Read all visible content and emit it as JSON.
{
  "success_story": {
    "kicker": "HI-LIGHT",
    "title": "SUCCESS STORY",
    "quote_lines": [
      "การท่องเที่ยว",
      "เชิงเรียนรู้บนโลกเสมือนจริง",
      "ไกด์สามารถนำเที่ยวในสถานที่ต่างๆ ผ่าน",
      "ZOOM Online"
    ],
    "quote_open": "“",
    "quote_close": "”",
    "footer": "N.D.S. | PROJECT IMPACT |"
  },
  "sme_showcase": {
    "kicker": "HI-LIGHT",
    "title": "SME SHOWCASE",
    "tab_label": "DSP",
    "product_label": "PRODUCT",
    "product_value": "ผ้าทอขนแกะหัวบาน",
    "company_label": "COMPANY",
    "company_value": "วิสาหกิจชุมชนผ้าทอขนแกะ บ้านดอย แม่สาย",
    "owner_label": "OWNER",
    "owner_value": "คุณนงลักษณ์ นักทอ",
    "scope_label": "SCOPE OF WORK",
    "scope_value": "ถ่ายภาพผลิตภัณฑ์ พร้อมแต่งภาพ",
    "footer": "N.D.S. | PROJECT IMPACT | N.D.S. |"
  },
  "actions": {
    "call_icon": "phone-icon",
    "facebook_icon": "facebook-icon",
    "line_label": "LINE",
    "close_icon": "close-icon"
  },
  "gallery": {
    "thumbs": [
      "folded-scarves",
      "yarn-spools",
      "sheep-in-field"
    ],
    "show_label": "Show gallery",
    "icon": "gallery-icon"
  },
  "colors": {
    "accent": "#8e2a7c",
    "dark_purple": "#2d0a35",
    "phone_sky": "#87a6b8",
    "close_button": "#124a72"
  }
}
□ □ □ □ □
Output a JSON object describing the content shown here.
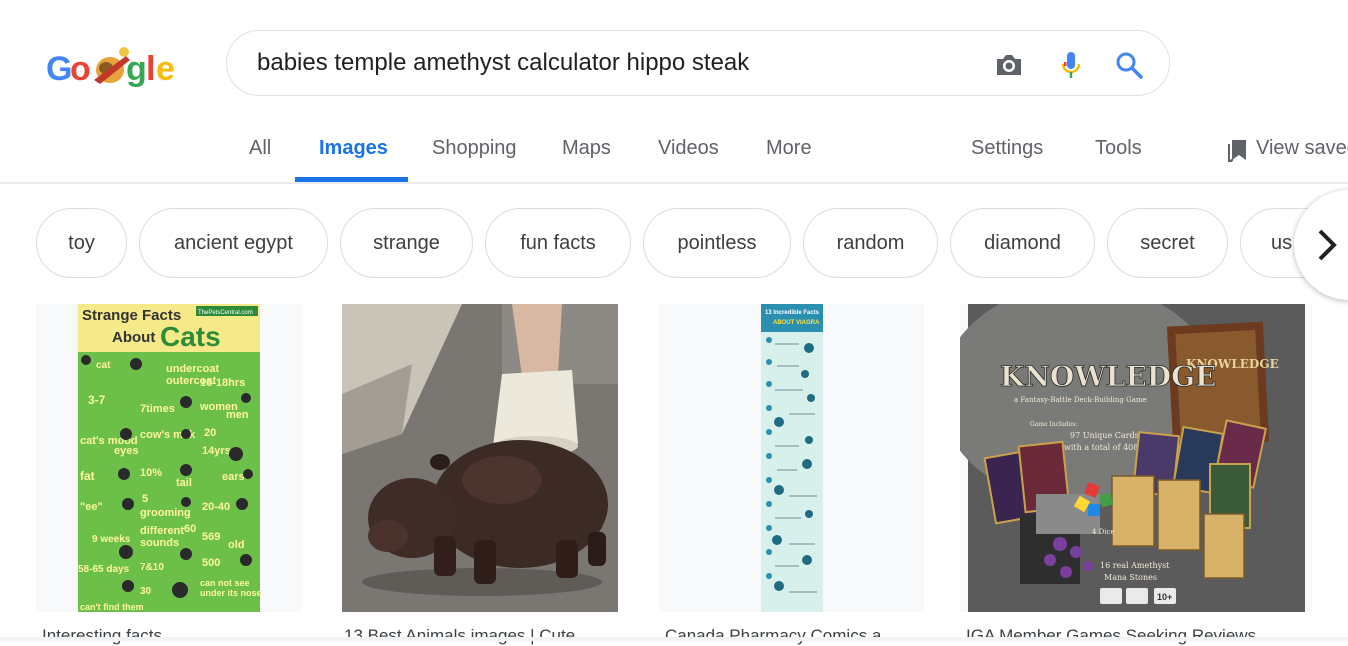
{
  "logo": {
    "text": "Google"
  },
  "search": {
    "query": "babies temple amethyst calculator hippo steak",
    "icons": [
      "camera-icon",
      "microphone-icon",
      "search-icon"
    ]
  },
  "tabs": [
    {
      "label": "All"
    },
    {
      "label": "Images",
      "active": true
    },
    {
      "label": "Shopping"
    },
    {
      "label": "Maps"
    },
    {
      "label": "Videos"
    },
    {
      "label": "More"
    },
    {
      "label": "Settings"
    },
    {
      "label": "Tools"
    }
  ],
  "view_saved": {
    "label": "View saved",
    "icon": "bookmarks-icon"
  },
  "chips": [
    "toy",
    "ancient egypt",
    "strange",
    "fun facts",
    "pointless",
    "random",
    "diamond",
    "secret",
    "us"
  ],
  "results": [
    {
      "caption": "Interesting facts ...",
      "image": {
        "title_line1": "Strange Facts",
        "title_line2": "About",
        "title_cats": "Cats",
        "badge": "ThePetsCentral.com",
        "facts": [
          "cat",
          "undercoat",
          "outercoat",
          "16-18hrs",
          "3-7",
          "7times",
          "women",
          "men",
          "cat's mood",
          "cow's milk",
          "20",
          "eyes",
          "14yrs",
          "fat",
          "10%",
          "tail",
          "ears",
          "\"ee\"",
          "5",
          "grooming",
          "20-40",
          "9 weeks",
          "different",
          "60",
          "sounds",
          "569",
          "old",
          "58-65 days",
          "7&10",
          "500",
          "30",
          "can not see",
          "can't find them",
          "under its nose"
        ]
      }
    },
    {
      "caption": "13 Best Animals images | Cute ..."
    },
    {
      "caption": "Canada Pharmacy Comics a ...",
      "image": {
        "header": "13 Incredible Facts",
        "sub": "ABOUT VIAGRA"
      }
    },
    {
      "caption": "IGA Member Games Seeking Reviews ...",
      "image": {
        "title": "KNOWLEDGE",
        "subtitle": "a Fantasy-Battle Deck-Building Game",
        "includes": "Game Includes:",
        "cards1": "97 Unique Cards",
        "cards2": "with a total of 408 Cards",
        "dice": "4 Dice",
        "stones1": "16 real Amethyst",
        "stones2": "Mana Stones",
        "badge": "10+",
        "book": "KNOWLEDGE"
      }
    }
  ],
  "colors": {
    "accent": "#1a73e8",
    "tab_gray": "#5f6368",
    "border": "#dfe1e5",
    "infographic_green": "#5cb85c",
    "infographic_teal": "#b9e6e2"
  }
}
□ □ □ □ □
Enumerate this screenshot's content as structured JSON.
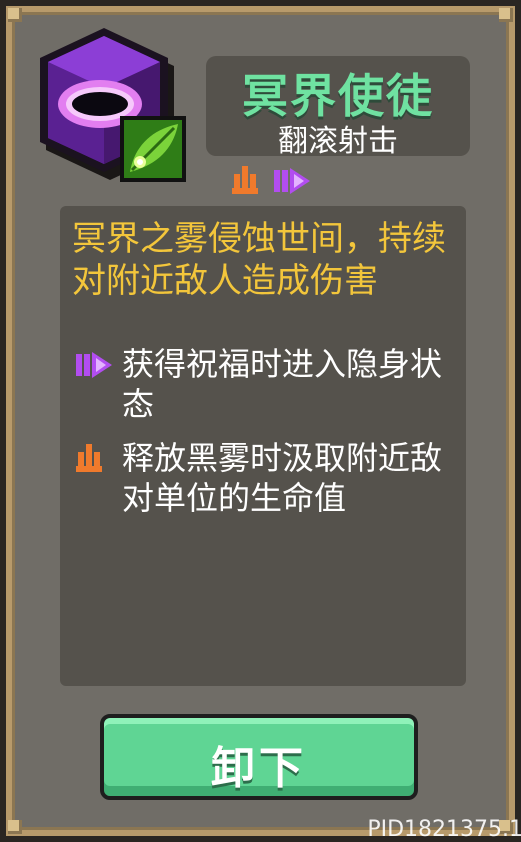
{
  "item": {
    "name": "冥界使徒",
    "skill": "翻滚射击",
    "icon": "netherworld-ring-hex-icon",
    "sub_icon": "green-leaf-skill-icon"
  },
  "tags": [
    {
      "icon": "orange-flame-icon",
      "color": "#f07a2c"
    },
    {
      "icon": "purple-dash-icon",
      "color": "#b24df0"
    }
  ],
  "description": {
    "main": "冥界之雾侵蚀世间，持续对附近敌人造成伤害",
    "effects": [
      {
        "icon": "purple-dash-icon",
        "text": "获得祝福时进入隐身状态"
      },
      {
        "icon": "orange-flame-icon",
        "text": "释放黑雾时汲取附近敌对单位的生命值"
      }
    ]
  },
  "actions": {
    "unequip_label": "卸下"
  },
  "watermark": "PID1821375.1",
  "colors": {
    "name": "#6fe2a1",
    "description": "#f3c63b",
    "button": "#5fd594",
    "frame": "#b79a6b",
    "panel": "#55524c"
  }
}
□ □ □ □ □
How many of the lines above include the string "caption"? Answer with the number only.

The output: 4